-- begin INPUT MATERIAL --

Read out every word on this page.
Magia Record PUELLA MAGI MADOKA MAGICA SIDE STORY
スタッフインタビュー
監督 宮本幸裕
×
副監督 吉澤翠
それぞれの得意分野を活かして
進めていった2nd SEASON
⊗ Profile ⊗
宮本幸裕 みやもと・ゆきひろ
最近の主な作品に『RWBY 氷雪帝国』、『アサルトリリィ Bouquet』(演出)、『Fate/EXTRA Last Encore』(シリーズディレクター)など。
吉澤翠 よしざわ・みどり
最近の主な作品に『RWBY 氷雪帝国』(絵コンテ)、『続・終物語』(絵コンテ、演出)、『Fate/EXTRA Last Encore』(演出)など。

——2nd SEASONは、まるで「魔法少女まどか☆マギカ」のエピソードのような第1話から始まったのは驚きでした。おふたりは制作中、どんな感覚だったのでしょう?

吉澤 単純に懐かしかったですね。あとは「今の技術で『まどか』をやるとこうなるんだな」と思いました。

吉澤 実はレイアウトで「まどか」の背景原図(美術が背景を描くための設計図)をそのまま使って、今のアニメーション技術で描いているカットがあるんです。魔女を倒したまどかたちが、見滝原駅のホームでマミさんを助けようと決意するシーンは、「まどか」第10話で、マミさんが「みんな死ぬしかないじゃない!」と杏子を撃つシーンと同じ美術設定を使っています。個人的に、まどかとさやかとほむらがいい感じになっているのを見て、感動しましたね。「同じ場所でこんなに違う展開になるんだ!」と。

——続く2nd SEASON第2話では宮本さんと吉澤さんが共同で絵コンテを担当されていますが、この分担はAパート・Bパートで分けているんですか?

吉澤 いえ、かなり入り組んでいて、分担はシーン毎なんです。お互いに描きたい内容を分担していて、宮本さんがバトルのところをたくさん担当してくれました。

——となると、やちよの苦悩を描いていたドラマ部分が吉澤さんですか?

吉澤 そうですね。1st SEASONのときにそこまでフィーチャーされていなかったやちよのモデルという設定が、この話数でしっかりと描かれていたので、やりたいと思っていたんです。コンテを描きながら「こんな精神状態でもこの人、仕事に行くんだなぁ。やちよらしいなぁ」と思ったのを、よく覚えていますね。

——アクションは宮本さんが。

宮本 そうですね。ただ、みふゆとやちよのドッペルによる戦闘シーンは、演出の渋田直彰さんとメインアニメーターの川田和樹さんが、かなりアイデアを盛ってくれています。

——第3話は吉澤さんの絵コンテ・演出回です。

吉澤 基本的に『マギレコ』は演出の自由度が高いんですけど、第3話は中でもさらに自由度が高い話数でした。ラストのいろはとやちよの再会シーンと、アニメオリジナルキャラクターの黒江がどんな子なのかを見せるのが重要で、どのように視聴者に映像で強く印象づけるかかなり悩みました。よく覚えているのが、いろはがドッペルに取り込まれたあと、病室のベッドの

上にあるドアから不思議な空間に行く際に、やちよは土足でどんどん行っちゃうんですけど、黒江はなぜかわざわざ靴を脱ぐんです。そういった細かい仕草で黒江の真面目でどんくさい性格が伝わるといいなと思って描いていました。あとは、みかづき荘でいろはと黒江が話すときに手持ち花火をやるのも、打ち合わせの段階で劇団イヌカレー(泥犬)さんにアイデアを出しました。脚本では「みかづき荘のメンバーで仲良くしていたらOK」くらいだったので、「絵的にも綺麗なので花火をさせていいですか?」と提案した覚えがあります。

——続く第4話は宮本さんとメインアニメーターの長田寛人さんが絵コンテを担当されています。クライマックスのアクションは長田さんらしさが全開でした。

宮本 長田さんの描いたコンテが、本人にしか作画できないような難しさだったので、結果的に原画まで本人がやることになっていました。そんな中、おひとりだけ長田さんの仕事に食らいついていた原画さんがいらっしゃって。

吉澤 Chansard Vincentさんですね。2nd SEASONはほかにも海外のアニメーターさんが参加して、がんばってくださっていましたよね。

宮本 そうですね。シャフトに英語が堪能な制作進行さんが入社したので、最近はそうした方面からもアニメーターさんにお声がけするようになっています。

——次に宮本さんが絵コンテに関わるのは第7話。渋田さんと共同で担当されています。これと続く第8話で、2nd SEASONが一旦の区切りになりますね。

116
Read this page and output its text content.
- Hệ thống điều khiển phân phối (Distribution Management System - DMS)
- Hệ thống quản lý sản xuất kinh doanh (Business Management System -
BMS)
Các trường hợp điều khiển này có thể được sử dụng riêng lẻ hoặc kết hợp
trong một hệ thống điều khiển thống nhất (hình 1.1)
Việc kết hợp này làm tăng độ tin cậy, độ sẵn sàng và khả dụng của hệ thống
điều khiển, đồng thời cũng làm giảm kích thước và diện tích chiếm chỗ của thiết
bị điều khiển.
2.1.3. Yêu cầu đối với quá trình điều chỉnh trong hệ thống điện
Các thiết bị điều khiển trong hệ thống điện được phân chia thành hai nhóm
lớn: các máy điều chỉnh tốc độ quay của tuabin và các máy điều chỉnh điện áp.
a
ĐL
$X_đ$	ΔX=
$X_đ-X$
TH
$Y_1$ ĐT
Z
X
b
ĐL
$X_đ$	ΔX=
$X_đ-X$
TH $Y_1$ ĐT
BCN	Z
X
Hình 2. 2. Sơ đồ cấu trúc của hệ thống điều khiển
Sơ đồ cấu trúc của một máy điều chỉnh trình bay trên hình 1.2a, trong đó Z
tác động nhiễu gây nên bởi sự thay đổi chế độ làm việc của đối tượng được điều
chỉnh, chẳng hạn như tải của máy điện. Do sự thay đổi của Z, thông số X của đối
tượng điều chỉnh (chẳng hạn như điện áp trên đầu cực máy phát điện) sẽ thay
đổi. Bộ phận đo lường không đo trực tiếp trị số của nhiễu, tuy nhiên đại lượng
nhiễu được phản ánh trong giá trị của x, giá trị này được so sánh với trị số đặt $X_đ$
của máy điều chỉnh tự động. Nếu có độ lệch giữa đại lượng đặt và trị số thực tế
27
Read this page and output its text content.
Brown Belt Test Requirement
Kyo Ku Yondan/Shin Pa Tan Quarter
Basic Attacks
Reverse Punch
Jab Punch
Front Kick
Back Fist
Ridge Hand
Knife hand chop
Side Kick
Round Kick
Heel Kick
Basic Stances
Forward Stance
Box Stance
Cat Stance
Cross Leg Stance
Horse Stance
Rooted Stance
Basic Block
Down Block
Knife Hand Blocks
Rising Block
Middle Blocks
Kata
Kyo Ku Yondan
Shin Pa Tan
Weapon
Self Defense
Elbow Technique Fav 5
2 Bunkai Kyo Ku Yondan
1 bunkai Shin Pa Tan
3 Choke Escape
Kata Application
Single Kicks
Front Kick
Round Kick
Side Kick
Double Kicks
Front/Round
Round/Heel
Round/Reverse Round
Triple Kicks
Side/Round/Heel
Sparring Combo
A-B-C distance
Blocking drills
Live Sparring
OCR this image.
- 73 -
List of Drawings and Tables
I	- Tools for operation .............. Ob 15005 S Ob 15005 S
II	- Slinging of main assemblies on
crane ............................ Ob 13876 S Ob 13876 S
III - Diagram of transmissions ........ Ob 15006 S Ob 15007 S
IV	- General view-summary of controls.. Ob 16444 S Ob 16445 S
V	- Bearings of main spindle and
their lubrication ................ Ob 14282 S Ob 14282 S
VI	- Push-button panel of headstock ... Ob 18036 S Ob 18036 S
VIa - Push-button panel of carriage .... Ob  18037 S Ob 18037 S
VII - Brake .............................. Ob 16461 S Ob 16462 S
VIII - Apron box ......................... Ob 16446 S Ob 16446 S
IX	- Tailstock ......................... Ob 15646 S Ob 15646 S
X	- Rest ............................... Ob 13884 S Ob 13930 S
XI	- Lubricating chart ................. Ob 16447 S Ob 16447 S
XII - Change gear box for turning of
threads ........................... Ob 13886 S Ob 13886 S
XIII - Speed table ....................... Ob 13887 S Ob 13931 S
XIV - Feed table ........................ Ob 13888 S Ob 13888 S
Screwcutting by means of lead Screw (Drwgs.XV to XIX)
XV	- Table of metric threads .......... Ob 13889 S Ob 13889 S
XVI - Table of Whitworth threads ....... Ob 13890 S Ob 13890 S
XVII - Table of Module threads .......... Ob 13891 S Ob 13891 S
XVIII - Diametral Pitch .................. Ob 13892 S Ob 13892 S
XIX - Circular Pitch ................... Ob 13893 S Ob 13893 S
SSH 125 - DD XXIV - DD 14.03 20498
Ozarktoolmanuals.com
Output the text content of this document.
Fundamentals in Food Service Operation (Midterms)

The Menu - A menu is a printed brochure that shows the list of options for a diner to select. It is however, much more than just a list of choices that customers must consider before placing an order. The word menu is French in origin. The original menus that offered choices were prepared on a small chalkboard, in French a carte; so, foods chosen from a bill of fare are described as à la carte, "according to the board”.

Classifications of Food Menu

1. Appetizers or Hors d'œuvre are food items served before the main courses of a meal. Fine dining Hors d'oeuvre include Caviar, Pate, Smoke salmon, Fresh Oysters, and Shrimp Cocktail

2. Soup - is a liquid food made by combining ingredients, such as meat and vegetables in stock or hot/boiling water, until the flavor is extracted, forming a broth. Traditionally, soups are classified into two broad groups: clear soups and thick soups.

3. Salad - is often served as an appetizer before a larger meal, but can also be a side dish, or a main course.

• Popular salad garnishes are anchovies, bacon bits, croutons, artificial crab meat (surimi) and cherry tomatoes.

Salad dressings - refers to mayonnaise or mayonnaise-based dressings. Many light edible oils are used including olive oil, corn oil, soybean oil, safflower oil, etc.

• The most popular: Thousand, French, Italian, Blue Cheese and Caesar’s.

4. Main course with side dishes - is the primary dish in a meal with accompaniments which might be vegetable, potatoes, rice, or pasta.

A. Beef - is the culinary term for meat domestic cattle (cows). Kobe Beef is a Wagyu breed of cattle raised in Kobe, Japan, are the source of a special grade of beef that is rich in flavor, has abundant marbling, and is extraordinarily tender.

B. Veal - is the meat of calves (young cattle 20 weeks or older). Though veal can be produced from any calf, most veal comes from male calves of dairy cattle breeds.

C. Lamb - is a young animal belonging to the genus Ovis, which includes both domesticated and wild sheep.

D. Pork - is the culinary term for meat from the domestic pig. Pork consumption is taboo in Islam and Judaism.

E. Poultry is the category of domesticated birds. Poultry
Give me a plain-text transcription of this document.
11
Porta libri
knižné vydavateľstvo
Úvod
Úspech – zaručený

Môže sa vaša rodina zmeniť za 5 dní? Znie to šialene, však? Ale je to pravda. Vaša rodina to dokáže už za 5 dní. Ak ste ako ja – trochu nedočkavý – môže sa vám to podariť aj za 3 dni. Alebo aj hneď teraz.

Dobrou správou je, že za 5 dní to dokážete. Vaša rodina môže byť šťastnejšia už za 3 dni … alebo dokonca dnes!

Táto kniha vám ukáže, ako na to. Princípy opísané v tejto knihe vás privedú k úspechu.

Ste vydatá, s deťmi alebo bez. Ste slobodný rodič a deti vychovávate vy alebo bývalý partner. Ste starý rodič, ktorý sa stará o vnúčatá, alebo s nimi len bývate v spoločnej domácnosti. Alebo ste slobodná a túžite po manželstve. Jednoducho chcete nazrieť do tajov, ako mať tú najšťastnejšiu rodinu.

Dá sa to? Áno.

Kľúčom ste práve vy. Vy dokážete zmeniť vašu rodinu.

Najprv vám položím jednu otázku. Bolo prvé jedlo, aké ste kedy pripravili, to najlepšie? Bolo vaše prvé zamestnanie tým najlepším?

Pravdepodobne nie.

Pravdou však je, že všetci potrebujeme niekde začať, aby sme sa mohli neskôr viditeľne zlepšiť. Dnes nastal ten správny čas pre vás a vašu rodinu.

-- end INPUT MATERIAL --

● WHAT IS BEING ASKED
Identify each line holding the string "khiển", and copy it out.

● EXPECTED ANSWER
- Hệ thống điều khiển phân phối (Distribution Management System - DMS)
Các trường hợp điều khiển này có thể được sử dụng riêng lẻ hoặc kết hợp
trong một hệ thống điều khiển thống nhất (hình 1.1)
điều khiển, đồng thời cũng làm giảm kích thước và diện tích chiếm chỗ của thiết
bị điều khiển.
Các thiết bị điều khiển trong hệ thống điện được phân chia thành hai nhóm
Hình 2. 2. Sơ đồ cấu trúc của hệ thống điều khiển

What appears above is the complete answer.